• [RECORD EXTRACTS]
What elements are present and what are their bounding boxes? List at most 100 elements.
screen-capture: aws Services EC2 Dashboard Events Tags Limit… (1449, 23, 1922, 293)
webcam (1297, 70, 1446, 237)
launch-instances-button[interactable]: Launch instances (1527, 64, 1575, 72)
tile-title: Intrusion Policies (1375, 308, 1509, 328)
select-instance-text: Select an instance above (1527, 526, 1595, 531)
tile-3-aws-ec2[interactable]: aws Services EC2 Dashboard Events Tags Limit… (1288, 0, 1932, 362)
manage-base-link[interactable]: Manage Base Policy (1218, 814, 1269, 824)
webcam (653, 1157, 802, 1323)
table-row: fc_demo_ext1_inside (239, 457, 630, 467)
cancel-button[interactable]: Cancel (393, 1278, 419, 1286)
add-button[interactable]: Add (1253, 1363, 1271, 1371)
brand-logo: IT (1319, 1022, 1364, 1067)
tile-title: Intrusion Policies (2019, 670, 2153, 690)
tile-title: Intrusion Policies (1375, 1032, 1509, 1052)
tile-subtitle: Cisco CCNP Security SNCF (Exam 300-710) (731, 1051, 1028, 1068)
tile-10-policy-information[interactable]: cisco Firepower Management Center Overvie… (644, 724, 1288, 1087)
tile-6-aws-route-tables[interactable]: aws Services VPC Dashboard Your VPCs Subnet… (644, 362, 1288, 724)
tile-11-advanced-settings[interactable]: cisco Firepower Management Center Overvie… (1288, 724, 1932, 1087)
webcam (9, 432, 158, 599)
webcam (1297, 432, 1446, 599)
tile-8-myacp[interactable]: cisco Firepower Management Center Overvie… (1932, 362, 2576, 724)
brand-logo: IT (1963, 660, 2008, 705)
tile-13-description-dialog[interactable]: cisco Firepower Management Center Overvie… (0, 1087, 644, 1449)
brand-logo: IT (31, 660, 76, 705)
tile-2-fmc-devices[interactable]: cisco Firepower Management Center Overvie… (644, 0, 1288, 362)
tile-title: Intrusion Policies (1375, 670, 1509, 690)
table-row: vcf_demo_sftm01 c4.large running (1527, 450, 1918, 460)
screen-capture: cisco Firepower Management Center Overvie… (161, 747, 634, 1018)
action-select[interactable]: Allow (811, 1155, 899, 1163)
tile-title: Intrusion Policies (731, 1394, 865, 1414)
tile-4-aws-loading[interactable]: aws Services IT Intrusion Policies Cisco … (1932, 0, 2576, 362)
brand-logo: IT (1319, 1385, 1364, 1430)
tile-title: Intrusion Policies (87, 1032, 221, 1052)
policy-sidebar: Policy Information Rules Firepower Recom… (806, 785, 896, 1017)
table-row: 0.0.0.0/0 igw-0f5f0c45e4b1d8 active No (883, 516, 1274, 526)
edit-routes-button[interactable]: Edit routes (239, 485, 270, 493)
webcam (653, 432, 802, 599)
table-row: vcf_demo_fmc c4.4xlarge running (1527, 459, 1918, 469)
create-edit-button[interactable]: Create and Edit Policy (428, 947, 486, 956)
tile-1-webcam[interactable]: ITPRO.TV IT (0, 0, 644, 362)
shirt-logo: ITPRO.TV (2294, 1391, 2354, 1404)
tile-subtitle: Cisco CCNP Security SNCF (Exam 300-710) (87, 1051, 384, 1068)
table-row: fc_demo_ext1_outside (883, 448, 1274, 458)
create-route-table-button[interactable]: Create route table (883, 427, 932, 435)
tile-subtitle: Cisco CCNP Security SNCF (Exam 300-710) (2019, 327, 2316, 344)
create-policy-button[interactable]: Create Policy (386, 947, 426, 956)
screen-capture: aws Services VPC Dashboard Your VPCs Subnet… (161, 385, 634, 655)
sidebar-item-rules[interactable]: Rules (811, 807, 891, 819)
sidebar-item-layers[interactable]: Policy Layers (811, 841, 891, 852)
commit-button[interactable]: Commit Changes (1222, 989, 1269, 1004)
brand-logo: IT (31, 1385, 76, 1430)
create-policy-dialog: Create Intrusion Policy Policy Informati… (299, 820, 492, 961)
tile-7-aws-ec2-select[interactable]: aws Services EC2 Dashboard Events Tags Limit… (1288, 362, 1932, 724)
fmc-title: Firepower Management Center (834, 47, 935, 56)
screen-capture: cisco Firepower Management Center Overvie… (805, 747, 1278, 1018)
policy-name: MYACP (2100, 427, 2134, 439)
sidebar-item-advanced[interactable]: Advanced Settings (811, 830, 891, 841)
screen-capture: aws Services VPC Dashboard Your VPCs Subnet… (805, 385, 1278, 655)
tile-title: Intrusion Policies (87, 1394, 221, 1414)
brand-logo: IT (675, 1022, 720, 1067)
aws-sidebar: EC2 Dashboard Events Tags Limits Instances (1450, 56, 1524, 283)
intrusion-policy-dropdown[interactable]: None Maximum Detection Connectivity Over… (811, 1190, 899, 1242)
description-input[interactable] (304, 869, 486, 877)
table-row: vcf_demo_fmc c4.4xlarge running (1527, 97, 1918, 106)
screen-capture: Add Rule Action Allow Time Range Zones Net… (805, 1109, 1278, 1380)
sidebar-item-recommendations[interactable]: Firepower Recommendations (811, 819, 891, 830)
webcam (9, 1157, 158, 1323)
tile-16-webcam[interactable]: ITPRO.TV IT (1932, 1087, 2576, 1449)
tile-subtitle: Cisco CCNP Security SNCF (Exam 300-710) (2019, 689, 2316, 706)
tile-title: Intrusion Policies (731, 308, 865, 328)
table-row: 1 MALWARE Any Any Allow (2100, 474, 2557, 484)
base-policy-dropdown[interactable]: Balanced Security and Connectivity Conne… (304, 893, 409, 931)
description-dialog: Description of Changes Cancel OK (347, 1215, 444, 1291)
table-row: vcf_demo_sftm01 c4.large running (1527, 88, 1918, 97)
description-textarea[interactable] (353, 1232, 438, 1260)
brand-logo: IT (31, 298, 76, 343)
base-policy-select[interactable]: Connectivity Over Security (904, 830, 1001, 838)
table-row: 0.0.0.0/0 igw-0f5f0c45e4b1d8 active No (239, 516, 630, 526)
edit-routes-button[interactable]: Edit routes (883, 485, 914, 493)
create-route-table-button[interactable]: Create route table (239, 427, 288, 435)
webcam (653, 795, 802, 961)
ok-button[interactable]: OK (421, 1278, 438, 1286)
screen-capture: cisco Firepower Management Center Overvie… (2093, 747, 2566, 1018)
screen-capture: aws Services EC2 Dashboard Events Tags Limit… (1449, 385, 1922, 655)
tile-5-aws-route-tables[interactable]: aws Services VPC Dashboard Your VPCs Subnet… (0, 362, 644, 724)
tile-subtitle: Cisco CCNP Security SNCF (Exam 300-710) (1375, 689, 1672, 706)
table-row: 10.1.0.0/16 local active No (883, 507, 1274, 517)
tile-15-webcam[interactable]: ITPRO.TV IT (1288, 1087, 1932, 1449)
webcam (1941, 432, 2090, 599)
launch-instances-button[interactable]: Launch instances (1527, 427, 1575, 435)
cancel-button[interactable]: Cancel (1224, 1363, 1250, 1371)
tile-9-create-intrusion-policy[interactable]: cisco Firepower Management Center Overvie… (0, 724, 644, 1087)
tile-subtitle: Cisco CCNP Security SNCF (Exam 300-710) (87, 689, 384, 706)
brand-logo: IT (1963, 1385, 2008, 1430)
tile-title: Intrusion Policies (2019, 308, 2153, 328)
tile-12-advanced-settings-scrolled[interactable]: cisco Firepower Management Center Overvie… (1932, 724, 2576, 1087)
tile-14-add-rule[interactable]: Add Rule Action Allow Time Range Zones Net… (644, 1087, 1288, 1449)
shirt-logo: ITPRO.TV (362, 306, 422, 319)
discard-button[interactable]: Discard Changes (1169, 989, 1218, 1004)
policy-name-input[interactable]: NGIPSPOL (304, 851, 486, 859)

• [GIVEN PROBLEM] Could you reproduce every one of the lines above, character for character?

• [EXERCISE RESULT]
What elements are present and what are their bounding boxes? List at most 100 elements.
screen-capture: aws Services EC2 Dashboard Events Tags Limit… (1449, 23, 1922, 293)
webcam (1297, 70, 1446, 237)
launch-instances-button[interactable]: Launch instances (1527, 64, 1575, 72)
tile-title: Intrusion Policies (1375, 308, 1509, 328)
select-instance-text: Select an instance above (1527, 526, 1595, 531)
tile-3-aws-ec2[interactable]: aws Services EC2 Dashboard Events Tags Limit… (1288, 0, 1932, 362)
manage-base-link[interactable]: Manage Base Policy (1218, 814, 1269, 824)
webcam (653, 1157, 802, 1323)
table-row: fc_demo_ext1_inside (239, 457, 630, 467)
cancel-button[interactable]: Cancel (393, 1278, 419, 1286)
add-button[interactable]: Add (1253, 1363, 1271, 1371)
brand-logo: IT (1319, 1022, 1364, 1067)
tile-title: Intrusion Policies (2019, 670, 2153, 690)
tile-title: Intrusion Policies (1375, 1032, 1509, 1052)
tile-subtitle: Cisco CCNP Security SNCF (Exam 300-710) (731, 1051, 1028, 1068)
tile-10-policy-information[interactable]: cisco Firepower Management Center Overvie… (644, 724, 1288, 1087)
tile-6-aws-route-tables[interactable]: aws Services VPC Dashboard Your VPCs Subnet… (644, 362, 1288, 724)
tile-11-advanced-settings[interactable]: cisco Firepower Management Center Overvie… (1288, 724, 1932, 1087)
webcam (9, 432, 158, 599)
webcam (1297, 432, 1446, 599)
tile-8-myacp[interactable]: cisco Firepower Management Center Overvie… (1932, 362, 2576, 724)
brand-logo: IT (1963, 660, 2008, 705)
tile-13-description-dialog[interactable]: cisco Firepower Management Center Overvie… (0, 1087, 644, 1449)
brand-logo: IT (31, 660, 76, 705)
tile-2-fmc-devices[interactable]: cisco Firepower Management Center Overvie… (644, 0, 1288, 362)
tile-title: Intrusion Policies (1375, 670, 1509, 690)
table-row: vcf_demo_sftm01 c4.large running (1527, 450, 1918, 460)
screen-capture: cisco Firepower Management Center Overvie… (161, 747, 634, 1018)
action-select[interactable]: Allow (811, 1155, 899, 1163)
tile-title: Intrusion Policies (731, 1394, 865, 1414)
tile-4-aws-loading[interactable]: aws Services IT Intrusion Policies Cisco … (1932, 0, 2576, 362)
brand-logo: IT (1319, 1385, 1364, 1430)
tile-title: Intrusion Policies (87, 1032, 221, 1052)
policy-sidebar: Policy Information Rules Firepower Recom… (806, 785, 896, 1017)
table-row: 0.0.0.0/0 igw-0f5f0c45e4b1d8 active No (883, 516, 1274, 526)
edit-routes-button[interactable]: Edit routes (239, 485, 270, 493)
webcam (653, 432, 802, 599)
table-row: vcf_demo_fmc c4.4xlarge running (1527, 459, 1918, 469)
create-edit-button[interactable]: Create and Edit Policy (428, 947, 486, 956)
tile-1-webcam[interactable]: ITPRO.TV IT (0, 0, 644, 362)
shirt-logo: ITPRO.TV (2294, 1391, 2354, 1404)
tile-subtitle: Cisco CCNP Security SNCF (Exam 300-710) (87, 1051, 384, 1068)
table-row: fc_demo_ext1_outside (883, 448, 1274, 458)
create-route-table-button[interactable]: Create route table (883, 427, 932, 435)
tile-subtitle: Cisco CCNP Security SNCF (Exam 300-710) (2019, 327, 2316, 344)
create-policy-button[interactable]: Create Policy (386, 947, 426, 956)
screen-capture: aws Services VPC Dashboard Your VPCs Subnet… (161, 385, 634, 655)
sidebar-item-rules[interactable]: Rules (811, 807, 891, 819)
sidebar-item-layers[interactable]: Policy Layers (811, 841, 891, 852)
commit-button[interactable]: Commit Changes (1222, 989, 1269, 1004)
brand-logo: IT (31, 1385, 76, 1430)
create-policy-dialog: Create Intrusion Policy Policy Informati… (299, 820, 492, 961)
tile-7-aws-ec2-select[interactable]: aws Services EC2 Dashboard Events Tags Limit… (1288, 362, 1932, 724)
fmc-title: Firepower Management Center (834, 47, 935, 56)
screen-capture: cisco Firepower Management Center Overvie… (805, 747, 1278, 1018)
policy-name: MYACP (2100, 427, 2134, 439)
sidebar-item-advanced[interactable]: Advanced Settings (811, 830, 891, 841)
screen-capture: aws Services VPC Dashboard Your VPCs Subnet… (805, 385, 1278, 655)
tile-title: Intrusion Policies (87, 1394, 221, 1414)
brand-logo: IT (675, 1022, 720, 1067)
aws-sidebar: EC2 Dashboard Events Tags Limits Instances (1450, 56, 1524, 283)
intrusion-policy-dropdown[interactable]: None Maximum Detection Connectivity Over… (811, 1190, 899, 1242)
description-input[interactable] (304, 869, 486, 877)
table-row: vcf_demo_fmc c4.4xlarge running (1527, 97, 1918, 106)
screen-capture: Add Rule Action Allow Time Range Zones Net… (805, 1109, 1278, 1380)
sidebar-item-recommendations[interactable]: Firepower Recommendations (811, 819, 891, 830)
webcam (9, 1157, 158, 1323)
tile-16-webcam[interactable]: ITPRO.TV IT (1932, 1087, 2576, 1449)
tile-subtitle: Cisco CCNP Security SNCF (Exam 300-710) (2019, 689, 2316, 706)
tile-title: Intrusion Policies (731, 308, 865, 328)
table-row: 1 MALWARE Any Any Allow (2100, 474, 2557, 484)
base-policy-dropdown[interactable]: Balanced Security and Connectivity Conne… (304, 893, 409, 931)
description-dialog: Description of Changes Cancel OK (347, 1215, 444, 1291)
table-row: vcf_demo_sftm01 c4.large running (1527, 88, 1918, 97)
description-textarea[interactable] (353, 1232, 438, 1260)
brand-logo: IT (31, 298, 76, 343)
base-policy-select[interactable]: Connectivity Over Security (904, 830, 1001, 838)
table-row: 0.0.0.0/0 igw-0f5f0c45e4b1d8 active No (239, 516, 630, 526)
edit-routes-button[interactable]: Edit routes (883, 485, 914, 493)
create-route-table-button[interactable]: Create route table (239, 427, 288, 435)
webcam (653, 795, 802, 961)
ok-button[interactable]: OK (421, 1278, 438, 1286)
screen-capture: cisco Firepower Management Center Overvie… (2093, 747, 2566, 1018)
screen-capture: aws Services EC2 Dashboard Events Tags Limit… (1449, 385, 1922, 655)
tile-5-aws-route-tables[interactable]: aws Services VPC Dashboard Your VPCs Subnet… (0, 362, 644, 724)
tile-subtitle: Cisco CCNP Security SNCF (Exam 300-710) (1375, 689, 1672, 706)
table-row: 10.1.0.0/16 local active No (883, 507, 1274, 517)
tile-15-webcam[interactable]: ITPRO.TV IT (1288, 1087, 1932, 1449)
webcam (1941, 432, 2090, 599)
launch-instances-button[interactable]: Launch instances (1527, 427, 1575, 435)
cancel-button[interactable]: Cancel (1224, 1363, 1250, 1371)
tile-9-create-intrusion-policy[interactable]: cisco Firepower Management Center Overvie… (0, 724, 644, 1087)
tile-subtitle: Cisco CCNP Security SNCF (Exam 300-710) (87, 689, 384, 706)
brand-logo: IT (1963, 1385, 2008, 1430)
tile-title: Intrusion Policies (2019, 308, 2153, 328)
tile-12-advanced-settings-scrolled[interactable]: cisco Firepower Management Center Overvie… (1932, 724, 2576, 1087)
tile-14-add-rule[interactable]: Add Rule Action Allow Time Range Zones Net… (644, 1087, 1288, 1449)
shirt-logo: ITPRO.TV (362, 306, 422, 319)
discard-button[interactable]: Discard Changes (1169, 989, 1218, 1004)
policy-name-input[interactable]: NGIPSPOL (304, 851, 486, 859)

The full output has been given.